Problem requirements: Below are the entries; return every line among them that holds the word "placement".

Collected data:
====================
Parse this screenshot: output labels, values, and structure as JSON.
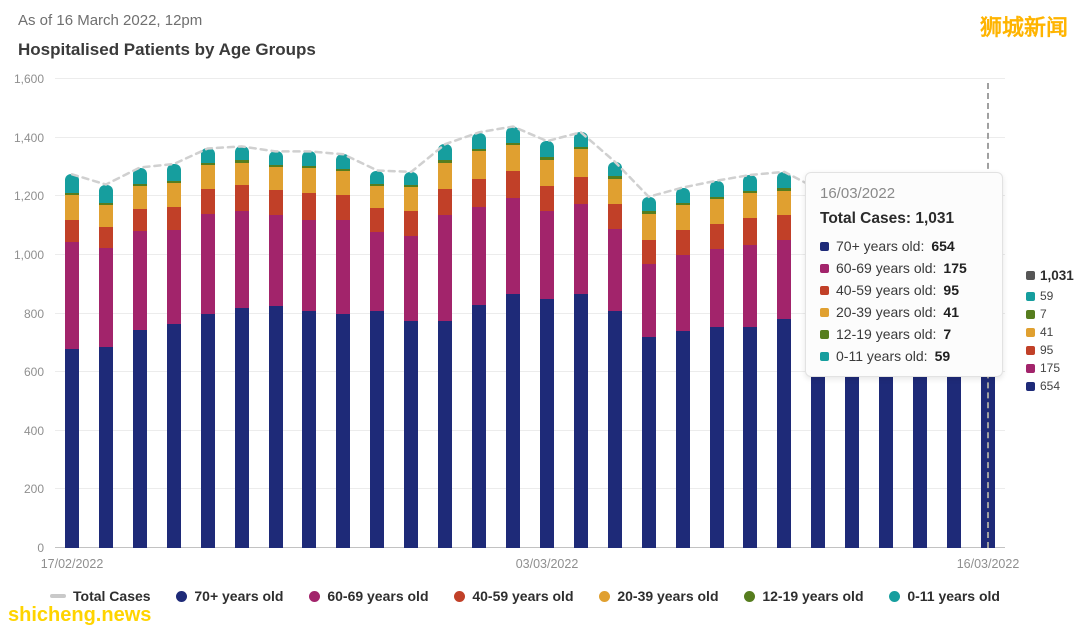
{
  "header": {
    "as_of": "As of 16 March 2022, 12pm",
    "title": "Hospitalised Patients by Age Groups"
  },
  "watermarks": {
    "top_right": "狮城新闻",
    "bottom_left": "shicheng.news"
  },
  "tooltip": {
    "date": "16/03/2022",
    "total_label": "Total Cases:",
    "total_value": "1,031",
    "rows": [
      {
        "label": "70+ years old:",
        "value": "654",
        "color": "#1e2a78"
      },
      {
        "label": "60-69 years old:",
        "value": "175",
        "color": "#a2246b"
      },
      {
        "label": "40-59 years old:",
        "value": "95",
        "color": "#c14028"
      },
      {
        "label": "20-39 years old:",
        "value": "41",
        "color": "#e0a030"
      },
      {
        "label": "12-19 years old:",
        "value": "7",
        "color": "#567d1e"
      },
      {
        "label": "0-11 years old:",
        "value": "59",
        "color": "#169e9e"
      }
    ]
  },
  "right_labels": [
    {
      "text": "1,031",
      "color": "#565656",
      "big": true
    },
    {
      "text": "59",
      "color": "#169e9e",
      "big": false
    },
    {
      "text": "7",
      "color": "#567d1e",
      "big": false
    },
    {
      "text": "41",
      "color": "#e0a030",
      "big": false
    },
    {
      "text": "95",
      "color": "#c14028",
      "big": false
    },
    {
      "text": "175",
      "color": "#a2246b",
      "big": false
    },
    {
      "text": "654",
      "color": "#1e2a78",
      "big": false
    }
  ],
  "legend": [
    {
      "label": "Total Cases",
      "marker": "line",
      "color": "#c9c9c9"
    },
    {
      "label": "70+ years old",
      "marker": "dot",
      "color": "#1e2a78"
    },
    {
      "label": "60-69 years old",
      "marker": "dot",
      "color": "#a2246b"
    },
    {
      "label": "40-59 years old",
      "marker": "dot",
      "color": "#c14028"
    },
    {
      "label": "20-39 years old",
      "marker": "dot",
      "color": "#e0a030"
    },
    {
      "label": "12-19 years old",
      "marker": "dot",
      "color": "#567d1e"
    },
    {
      "label": "0-11 years old",
      "marker": "dot",
      "color": "#169e9e"
    }
  ],
  "chart_data": {
    "type": "bar",
    "stacked": true,
    "title": "Hospitalised Patients by Age Groups",
    "ylim": [
      0,
      1600
    ],
    "yticks": [
      0,
      200,
      400,
      600,
      800,
      1000,
      1200,
      1400,
      1600
    ],
    "ytick_labels": [
      "0",
      "200",
      "400",
      "600",
      "800",
      "1,000",
      "1,200",
      "1,400",
      "1,600"
    ],
    "x_axis_labels": [
      "17/02/2022",
      "03/03/2022",
      "16/03/2022"
    ],
    "dates": [
      "17/02/2022",
      "18/02/2022",
      "19/02/2022",
      "20/02/2022",
      "21/02/2022",
      "22/02/2022",
      "23/02/2022",
      "24/02/2022",
      "25/02/2022",
      "26/02/2022",
      "27/02/2022",
      "28/02/2022",
      "01/03/2022",
      "02/03/2022",
      "03/03/2022",
      "04/03/2022",
      "05/03/2022",
      "06/03/2022",
      "07/03/2022",
      "08/03/2022",
      "09/03/2022",
      "10/03/2022",
      "11/03/2022",
      "12/03/2022",
      "13/03/2022",
      "14/03/2022",
      "15/03/2022",
      "16/03/2022"
    ],
    "series": [
      {
        "name": "70+ years old",
        "color": "#1e2a78",
        "values": [
          680,
          685,
          745,
          765,
          800,
          820,
          825,
          810,
          800,
          810,
          775,
          775,
          830,
          865,
          850,
          865,
          810,
          720,
          740,
          755,
          755,
          780,
          750,
          755,
          760,
          740,
          700,
          654
        ]
      },
      {
        "name": "60-69 years old",
        "color": "#a2246b",
        "values": [
          365,
          340,
          335,
          320,
          340,
          330,
          310,
          310,
          320,
          270,
          290,
          360,
          335,
          330,
          300,
          310,
          280,
          250,
          260,
          265,
          280,
          270,
          255,
          250,
          240,
          230,
          210,
          175
        ]
      },
      {
        "name": "40-59 years old",
        "color": "#c14028",
        "values": [
          75,
          70,
          75,
          80,
          85,
          90,
          85,
          90,
          85,
          80,
          85,
          90,
          95,
          90,
          85,
          90,
          85,
          80,
          85,
          85,
          90,
          85,
          80,
          80,
          80,
          80,
          90,
          95
        ]
      },
      {
        "name": "20-39 years old",
        "color": "#e0a030",
        "values": [
          85,
          75,
          80,
          80,
          80,
          75,
          80,
          85,
          80,
          75,
          80,
          90,
          95,
          90,
          90,
          95,
          85,
          90,
          85,
          85,
          85,
          85,
          80,
          80,
          75,
          70,
          60,
          41
        ]
      },
      {
        "name": "12-19 years old",
        "color": "#567d1e",
        "values": [
          8,
          8,
          8,
          8,
          8,
          8,
          8,
          8,
          8,
          8,
          8,
          8,
          8,
          8,
          8,
          8,
          8,
          8,
          8,
          8,
          8,
          8,
          8,
          8,
          8,
          8,
          8,
          7
        ]
      },
      {
        "name": "0-11 years old",
        "color": "#169e9e",
        "values": [
          62,
          62,
          55,
          57,
          50,
          47,
          45,
          50,
          50,
          45,
          45,
          55,
          55,
          55,
          55,
          50,
          50,
          50,
          52,
          55,
          55,
          55,
          50,
          50,
          50,
          50,
          55,
          59
        ]
      }
    ],
    "total_line": {
      "name": "Total Cases",
      "color": "#d0d0d0",
      "style": "dashed"
    },
    "legend_position": "bottom",
    "grid": true
  }
}
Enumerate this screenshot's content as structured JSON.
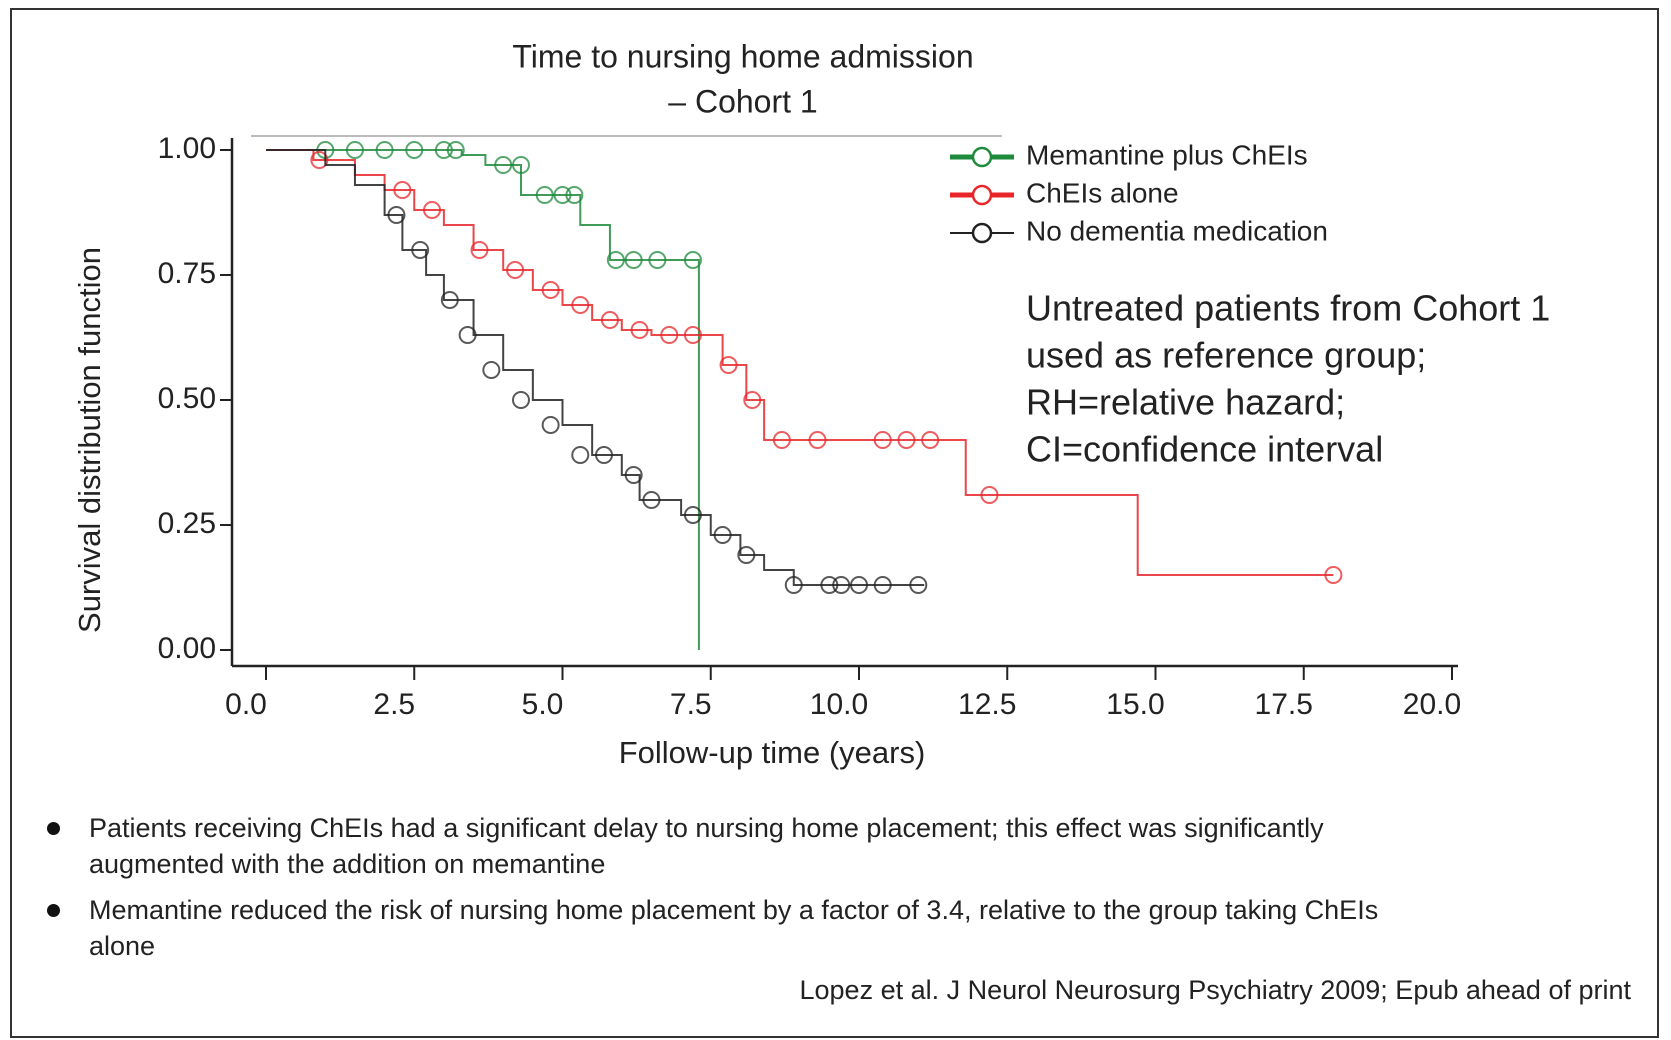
{
  "chart_data": {
    "type": "step",
    "title": [
      "Time to nursing home admission",
      "– Cohort 1"
    ],
    "xlabel": "Follow-up time (years)",
    "ylabel": "Survival distribution function",
    "xlim": [
      0,
      20
    ],
    "ylim": [
      0,
      1
    ],
    "xticks": [
      {
        "value": 0,
        "label": "0.0"
      },
      2.5,
      {
        "value": 5,
        "label": "5.0"
      },
      7.5,
      {
        "value": 10,
        "label": "10.0"
      },
      12.5,
      {
        "value": 15,
        "label": "15.0"
      },
      17.5,
      {
        "value": 20,
        "label": "20.0"
      }
    ],
    "yticks": [
      {
        "value": 0,
        "label": "0.00"
      },
      {
        "value": 0.25,
        "label": "0.25"
      },
      {
        "value": 0.5,
        "label": "0.50"
      },
      {
        "value": 0.75,
        "label": "0.75"
      },
      {
        "value": 1,
        "label": "1.00"
      }
    ],
    "legend": "upper right",
    "annotation": [
      "Untreated patients from Cohort 1",
      "used as reference group;",
      "RH=relative hazard;",
      "CI=confidence interval"
    ],
    "series": [
      {
        "name": "Memantine plus ChEIs",
        "color": "#1e8a3c",
        "x": [
          0,
          3.3,
          3.7,
          4.3,
          5.3,
          5.8,
          7.3
        ],
        "values": [
          1.0,
          0.99,
          0.97,
          0.91,
          0.85,
          0.78,
          0.0
        ],
        "censor_x": [
          1.0,
          1.5,
          2.0,
          2.5,
          3.0,
          3.2,
          4.0,
          4.3,
          4.7,
          5.0,
          5.2,
          5.9,
          6.2,
          6.6,
          7.2
        ],
        "censor_values": [
          1.0,
          1.0,
          1.0,
          1.0,
          1.0,
          1.0,
          0.97,
          0.97,
          0.91,
          0.91,
          0.91,
          0.78,
          0.78,
          0.78,
          0.78
        ]
      },
      {
        "name": "ChEIs alone",
        "color": "#e8262a",
        "x": [
          0,
          0.8,
          1.5,
          2.0,
          2.5,
          3.0,
          3.5,
          4.0,
          4.5,
          5.0,
          5.5,
          6.0,
          6.5,
          7.7,
          8.1,
          8.4,
          11.8,
          14.7,
          18.0
        ],
        "values": [
          1.0,
          0.98,
          0.95,
          0.92,
          0.88,
          0.85,
          0.8,
          0.76,
          0.72,
          0.69,
          0.66,
          0.64,
          0.63,
          0.57,
          0.5,
          0.42,
          0.31,
          0.15,
          0.15
        ],
        "censor_x": [
          0.9,
          2.3,
          2.8,
          3.6,
          4.2,
          4.8,
          5.3,
          5.8,
          6.3,
          6.8,
          7.2,
          7.8,
          8.2,
          8.7,
          9.3,
          10.4,
          10.8,
          11.2,
          12.2,
          18.0
        ],
        "censor_values": [
          0.98,
          0.92,
          0.88,
          0.8,
          0.76,
          0.72,
          0.69,
          0.66,
          0.64,
          0.63,
          0.63,
          0.57,
          0.5,
          0.42,
          0.42,
          0.42,
          0.42,
          0.42,
          0.31,
          0.15
        ]
      },
      {
        "name": "No dementia medication",
        "color": "#222222",
        "x": [
          0,
          1.0,
          1.5,
          2.0,
          2.3,
          2.7,
          3.0,
          3.5,
          4.0,
          4.5,
          5.0,
          5.5,
          6.0,
          6.3,
          7.0,
          7.5,
          8.0,
          8.4,
          8.9,
          11.1
        ],
        "values": [
          1.0,
          0.97,
          0.93,
          0.87,
          0.8,
          0.75,
          0.7,
          0.63,
          0.56,
          0.5,
          0.45,
          0.39,
          0.35,
          0.3,
          0.27,
          0.23,
          0.19,
          0.16,
          0.13,
          0.13
        ],
        "censor_x": [
          2.2,
          2.6,
          3.1,
          3.4,
          3.8,
          4.3,
          4.8,
          5.3,
          5.7,
          6.2,
          6.5,
          7.2,
          7.7,
          8.1,
          8.9,
          9.5,
          9.7,
          10.0,
          10.4,
          11.0
        ],
        "censor_values": [
          0.87,
          0.8,
          0.7,
          0.63,
          0.56,
          0.5,
          0.45,
          0.39,
          0.39,
          0.35,
          0.3,
          0.27,
          0.23,
          0.19,
          0.13,
          0.13,
          0.13,
          0.13,
          0.13,
          0.13
        ]
      }
    ]
  },
  "notes": [
    "Patients receiving ChEIs had a significant delay to nursing home placement; this effect was significantly augmented with the addition on memantine",
    "Memantine reduced the risk of nursing home placement by a factor of 3.4, relative to the group taking ChEIs alone"
  ],
  "citation": "Lopez et al. J Neurol Neurosurg Psychiatry 2009; Epub ahead of print"
}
====================
Output for this exercise:
    "Patients receiving ChEIs had a significant delay to nursing home placement; this effect was significantly augmented with the addition on memantine",
    "Memantine reduced the risk of nursing home placement by a factor of 3.4, relative to the group taking ChEIs alone"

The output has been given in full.